-- Begin DATA TO PROCESS --

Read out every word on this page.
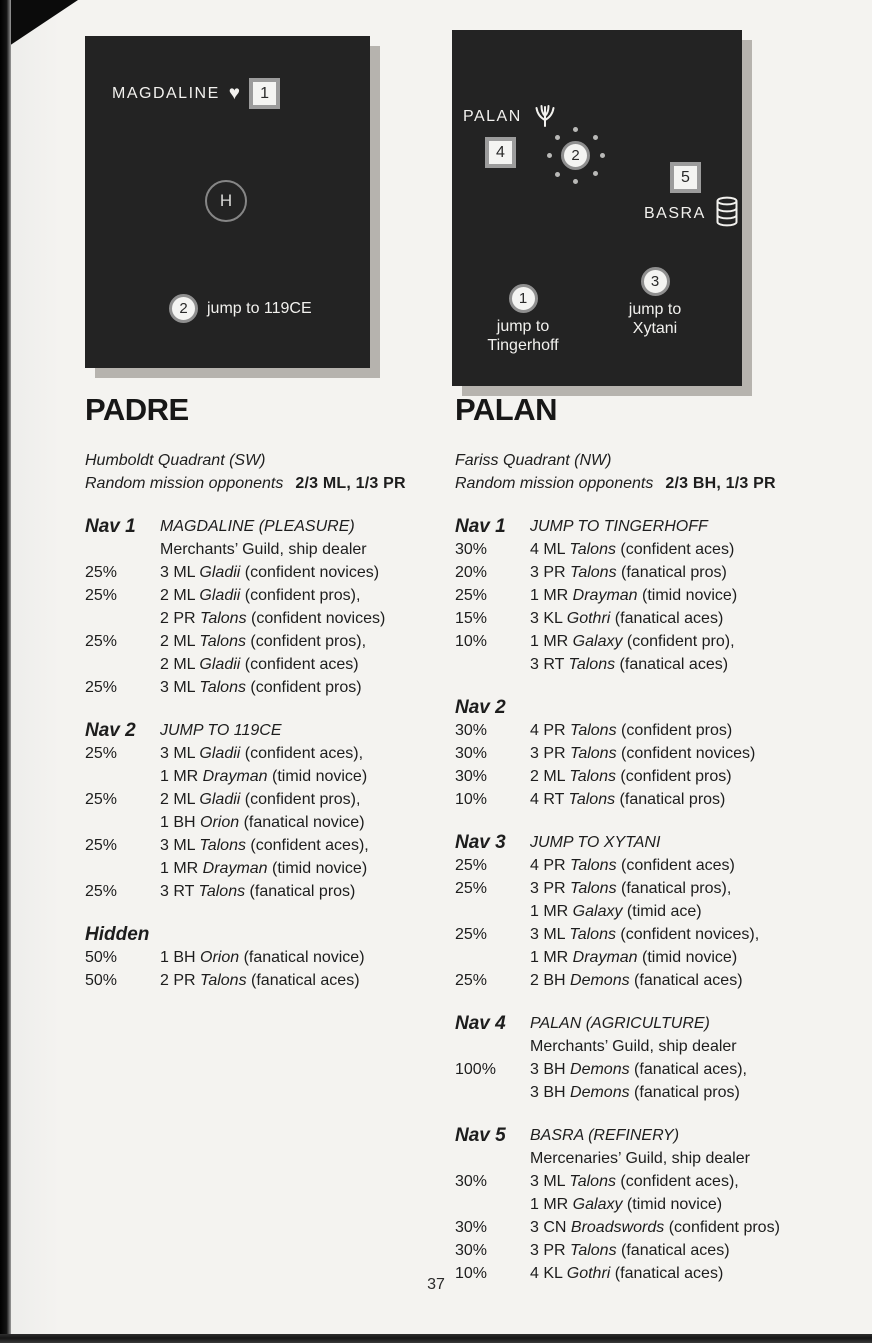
MAGDALINE ♥ 1
H
2 jump to 119CE
PALAN
4	2
5
BASRA
1
jump to
Tingerhoff
3
jump to
Xytani
PADRE
Humboldt Quadrant (SW)
Random mission opponents 2/3 ML, 1/3 PR
Nav 1	MAGDALINE (PLEASURE)
Merchants’ Guild, ship dealer
25%	3 ML Gladii (confident novices)
25%	2 ML Gladii (confident pros),
2 PR Talons (confident novices)
25%	2 ML Talons (confident pros),
2 ML Gladii (confident aces)
25%	3 ML Talons (confident pros)
Nav 2	JUMP TO 119CE
25%	3 ML Gladii (confident aces),
1 MR Drayman (timid novice)
25%	2 ML Gladii (confident pros),
1 BH Orion (fanatical novice)
25%	3 ML Talons (confident aces),
1 MR Drayman (timid novice)
25%	3 RT Talons (fanatical pros)
Hidden
50%	1 BH Orion (fanatical novice)
50%	2 PR Talons (fanatical aces)
PALAN
Fariss Quadrant (NW)
Random mission opponents 2/3 BH, 1/3 PR
Nav 1	JUMP TO TINGERHOFF
30%	4 ML Talons (confident aces)
20%	3 PR Talons (fanatical pros)
25%	1 MR Drayman (timid novice)
15%	3 KL Gothri (fanatical aces)
10%	1 MR Galaxy (confident pro),
3 RT Talons (fanatical aces)
Nav 2
30%	4 PR Talons (confident pros)
30%	3 PR Talons (confident novices)
30%	2 ML Talons (confident pros)
10%	4 RT Talons (fanatical pros)
Nav 3	JUMP TO XYTANI
25%	4 PR Talons (confident aces)
25%	3 PR Talons (fanatical pros),
1 MR Galaxy (timid ace)
25%	3 ML Talons (confident novices),
1 MR Drayman (timid novice)
25%	2 BH Demons (fanatical aces)
Nav 4	PALAN (AGRICULTURE)
Merchants’ Guild, ship dealer
100%	3 BH Demons (fanatical aces),
3 BH Demons (fanatical pros)
Nav 5	BASRA (REFINERY)
Mercenaries’ Guild, ship dealer
30%	3 ML Talons (confident aces),
1 MR Galaxy (timid novice)
30%	3 CN Broadswords (confident pros)
30%	3 PR Talons (fanatical aces)
10%	4 KL Gothri (fanatical aces)
37
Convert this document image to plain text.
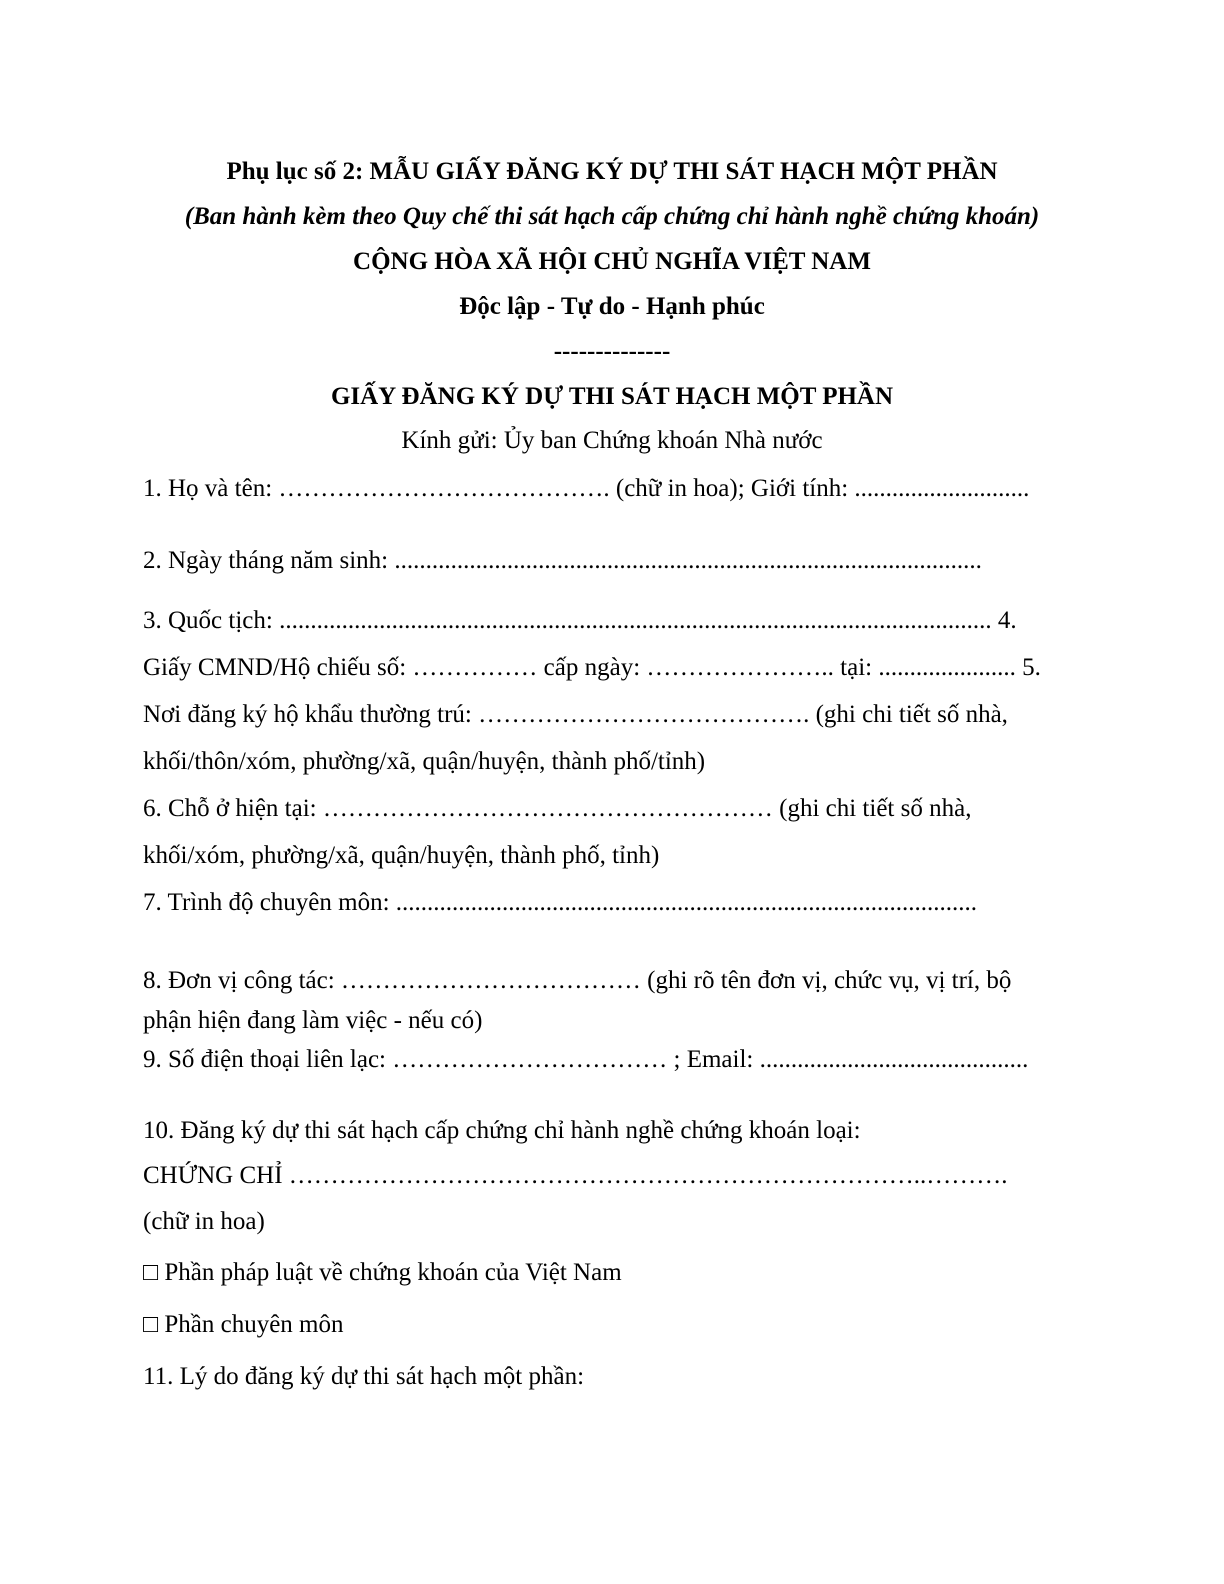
Phụ lục số 2: MẪU GIẤY ĐĂNG KÝ DỰ THI SÁT HẠCH MỘT PHẦN
(Ban hành kèm theo Quy chế thi sát hạch cấp chứng chỉ hành nghề chứng khoán)
CỘNG HÒA XÃ HỘI CHỦ NGHĨA VIỆT NAM
Độc lập - Tự do - Hạnh phúc
--------------
GIẤY ĐĂNG KÝ DỰ THI SÁT HẠCH MỘT PHẦN
Kính gửi: Ủy ban Chứng khoán Nhà nước
1. Họ và tên: …………………………………. (chữ in hoa); Giới tính: ............................
2. Ngày tháng năm sinh: ..............................................................................................
3. Quốc tịch: .................................................................................................................. 4.
Giấy CMND/Hộ chiếu số: …………… cấp ngày: ………………….. tại: ...................... 5.
Nơi đăng ký hộ khẩu thường trú: …………………………………. (ghi chi tiết số nhà,
khối/thôn/xóm, phường/xã, quận/huyện, thành phố/tỉnh)
6. Chỗ ở hiện tại: ……………………………………………… (ghi chi tiết số nhà,
khối/xóm, phường/xã, quận/huyện, thành phố, tỉnh)
7. Trình độ chuyên môn: .............................................................................................
8. Đơn vị công tác: ……………………………… (ghi rõ tên đơn vị, chức vụ, vị trí, bộ
phận hiện đang làm việc - nếu có)
9. Số điện thoại liên lạc: …………………………… ; Email: ...........................................
10. Đăng ký dự thi sát hạch cấp chứng chỉ hành nghề chứng khoán loại:
CHỨNG CHỈ …………………………………………………………………..……….
(chữ in hoa)
□ Phần pháp luật về chứng khoán của Việt Nam
□ Phần chuyên môn
11. Lý do đăng ký dự thi sát hạch một phần:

-- End DATA TO PROCESS --

_DIRECTION_.
Begin with the line containing "Convert this document image to plain text." and end with the final line of the data, printing those lines exactly and only; pictures are left out.

_OUTPUT FOR THIS EXERCISE_.
Convert this document image to plain text.
Phụ lục số 2: MẪU GIẤY ĐĂNG KÝ DỰ THI SÁT HẠCH MỘT PHẦN
(Ban hành kèm theo Quy chế thi sát hạch cấp chứng chỉ hành nghề chứng khoán)
CỘNG HÒA XÃ HỘI CHỦ NGHĨA VIỆT NAM
Độc lập - Tự do - Hạnh phúc
--------------
GIẤY ĐĂNG KÝ DỰ THI SÁT HẠCH MỘT PHẦN
Kính gửi: Ủy ban Chứng khoán Nhà nước
1. Họ và tên: …………………………………. (chữ in hoa); Giới tính: ............................
2. Ngày tháng năm sinh: ..............................................................................................
3. Quốc tịch: .................................................................................................................. 4.
Giấy CMND/Hộ chiếu số: …………… cấp ngày: ………………….. tại: ...................... 5.
Nơi đăng ký hộ khẩu thường trú: …………………………………. (ghi chi tiết số nhà,
khối/thôn/xóm, phường/xã, quận/huyện, thành phố/tỉnh)
6. Chỗ ở hiện tại: ……………………………………………… (ghi chi tiết số nhà,
khối/xóm, phường/xã, quận/huyện, thành phố, tỉnh)
7. Trình độ chuyên môn: .............................................................................................
8. Đơn vị công tác: ……………………………… (ghi rõ tên đơn vị, chức vụ, vị trí, bộ
phận hiện đang làm việc - nếu có)
9. Số điện thoại liên lạc: …………………………… ; Email: ...........................................
10. Đăng ký dự thi sát hạch cấp chứng chỉ hành nghề chứng khoán loại:
CHỨNG CHỈ …………………………………………………………………..……….
(chữ in hoa)
□ Phần pháp luật về chứng khoán của Việt Nam
□ Phần chuyên môn
11. Lý do đăng ký dự thi sát hạch một phần:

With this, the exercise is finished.